**JOB**
Repeat exactly the lines of the listing from the line containing "Serialize everything readable" through its last line, and nothing beyond them.

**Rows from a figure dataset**
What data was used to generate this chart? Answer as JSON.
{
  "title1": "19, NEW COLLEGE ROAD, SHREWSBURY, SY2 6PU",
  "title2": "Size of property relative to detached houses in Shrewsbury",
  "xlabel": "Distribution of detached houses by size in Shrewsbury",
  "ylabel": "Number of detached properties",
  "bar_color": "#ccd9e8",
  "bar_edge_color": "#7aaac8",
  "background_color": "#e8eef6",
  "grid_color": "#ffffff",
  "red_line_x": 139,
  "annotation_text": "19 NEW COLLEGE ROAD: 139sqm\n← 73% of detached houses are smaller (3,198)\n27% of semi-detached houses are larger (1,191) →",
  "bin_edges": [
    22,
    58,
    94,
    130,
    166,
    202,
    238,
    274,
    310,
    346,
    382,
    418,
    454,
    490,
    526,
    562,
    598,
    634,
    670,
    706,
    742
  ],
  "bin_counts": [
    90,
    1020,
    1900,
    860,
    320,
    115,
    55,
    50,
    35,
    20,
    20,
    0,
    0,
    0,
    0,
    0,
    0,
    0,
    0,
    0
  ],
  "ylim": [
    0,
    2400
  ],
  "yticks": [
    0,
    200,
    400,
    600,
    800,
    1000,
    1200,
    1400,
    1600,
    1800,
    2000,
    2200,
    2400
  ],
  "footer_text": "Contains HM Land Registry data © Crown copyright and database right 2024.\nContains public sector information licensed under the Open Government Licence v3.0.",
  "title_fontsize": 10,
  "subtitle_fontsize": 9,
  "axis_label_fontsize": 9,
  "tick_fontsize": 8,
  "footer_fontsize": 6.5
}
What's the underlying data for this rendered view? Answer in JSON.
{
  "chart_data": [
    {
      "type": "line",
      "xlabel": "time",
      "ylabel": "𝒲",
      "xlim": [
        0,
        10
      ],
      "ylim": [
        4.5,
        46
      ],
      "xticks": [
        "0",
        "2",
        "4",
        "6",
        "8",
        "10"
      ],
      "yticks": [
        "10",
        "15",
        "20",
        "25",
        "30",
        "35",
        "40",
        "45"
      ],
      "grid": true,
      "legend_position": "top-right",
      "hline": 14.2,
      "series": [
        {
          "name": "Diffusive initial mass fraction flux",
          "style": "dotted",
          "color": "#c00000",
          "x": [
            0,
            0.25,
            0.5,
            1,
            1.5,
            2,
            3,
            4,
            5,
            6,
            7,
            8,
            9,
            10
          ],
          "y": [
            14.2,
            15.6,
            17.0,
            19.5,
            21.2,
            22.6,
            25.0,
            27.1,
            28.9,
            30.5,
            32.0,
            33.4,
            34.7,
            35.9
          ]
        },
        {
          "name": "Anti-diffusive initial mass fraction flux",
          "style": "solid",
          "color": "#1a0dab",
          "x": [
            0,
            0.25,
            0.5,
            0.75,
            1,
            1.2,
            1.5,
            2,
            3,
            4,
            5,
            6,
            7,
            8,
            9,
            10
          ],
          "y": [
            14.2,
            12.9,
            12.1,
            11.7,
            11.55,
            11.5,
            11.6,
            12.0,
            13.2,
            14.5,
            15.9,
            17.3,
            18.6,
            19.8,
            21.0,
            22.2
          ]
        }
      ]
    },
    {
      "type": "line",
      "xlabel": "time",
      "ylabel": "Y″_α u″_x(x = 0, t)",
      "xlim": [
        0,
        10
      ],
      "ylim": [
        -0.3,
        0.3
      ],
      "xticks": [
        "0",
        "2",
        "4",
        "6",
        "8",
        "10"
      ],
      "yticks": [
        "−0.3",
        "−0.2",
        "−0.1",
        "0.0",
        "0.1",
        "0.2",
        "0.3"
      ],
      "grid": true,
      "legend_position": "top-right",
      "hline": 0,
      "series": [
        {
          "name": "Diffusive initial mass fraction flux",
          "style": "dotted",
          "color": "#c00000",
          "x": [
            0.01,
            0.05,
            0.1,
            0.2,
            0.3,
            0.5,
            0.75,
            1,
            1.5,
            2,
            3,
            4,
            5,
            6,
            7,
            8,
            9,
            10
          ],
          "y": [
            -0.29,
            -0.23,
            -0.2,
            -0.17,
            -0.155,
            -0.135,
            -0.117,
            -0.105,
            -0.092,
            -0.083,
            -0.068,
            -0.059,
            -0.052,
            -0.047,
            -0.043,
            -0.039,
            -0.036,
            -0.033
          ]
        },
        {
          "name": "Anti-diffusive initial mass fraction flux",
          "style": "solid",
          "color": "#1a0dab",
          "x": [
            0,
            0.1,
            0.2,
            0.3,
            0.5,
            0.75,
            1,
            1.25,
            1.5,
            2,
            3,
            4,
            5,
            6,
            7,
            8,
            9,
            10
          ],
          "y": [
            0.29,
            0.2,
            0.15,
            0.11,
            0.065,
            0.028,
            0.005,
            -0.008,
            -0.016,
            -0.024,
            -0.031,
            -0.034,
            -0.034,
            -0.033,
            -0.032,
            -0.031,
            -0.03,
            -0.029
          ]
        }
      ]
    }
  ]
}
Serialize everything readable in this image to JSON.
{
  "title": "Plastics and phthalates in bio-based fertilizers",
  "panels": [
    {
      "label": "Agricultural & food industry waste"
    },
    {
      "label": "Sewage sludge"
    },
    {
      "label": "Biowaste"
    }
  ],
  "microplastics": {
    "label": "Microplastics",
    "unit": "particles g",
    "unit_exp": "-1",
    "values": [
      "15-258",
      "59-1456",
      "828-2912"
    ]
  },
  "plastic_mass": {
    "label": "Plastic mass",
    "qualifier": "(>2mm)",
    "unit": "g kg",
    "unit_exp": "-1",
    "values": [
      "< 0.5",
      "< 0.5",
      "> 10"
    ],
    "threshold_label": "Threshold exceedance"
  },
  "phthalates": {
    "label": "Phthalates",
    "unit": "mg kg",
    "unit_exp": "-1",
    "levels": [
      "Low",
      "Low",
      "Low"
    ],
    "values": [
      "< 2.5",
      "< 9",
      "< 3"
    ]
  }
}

**EXERCISE RESULT**
Serialize everything readable in this image to JSON.
{
  "title": "Plastics and phthalates in bio-based fertilizers",
  "panels": [
    {
      "label": "Agricultural & food industry waste"
    },
    {
      "label": "Sewage sludge"
    },
    {
      "label": "Biowaste"
    }
  ],
  "microplastics": {
    "label": "Microplastics",
    "unit": "particles g",
    "unit_exp": "-1",
    "values": [
      "15-258",
      "59-1456",
      "828-2912"
    ]
  },
  "plastic_mass": {
    "label": "Plastic mass",
    "qualifier": "(>2mm)",
    "unit": "g kg",
    "unit_exp": "-1",
    "values": [
      "< 0.5",
      "< 0.5",
      "> 10"
    ],
    "threshold_label": "Threshold exceedance"
  },
  "phthalates": {
    "label": "Phthalates",
    "unit": "mg kg",
    "unit_exp": "-1",
    "levels": [
      "Low",
      "Low",
      "Low"
    ],
    "values": [
      "< 2.5",
      "< 9",
      "< 3"
    ]
  }
}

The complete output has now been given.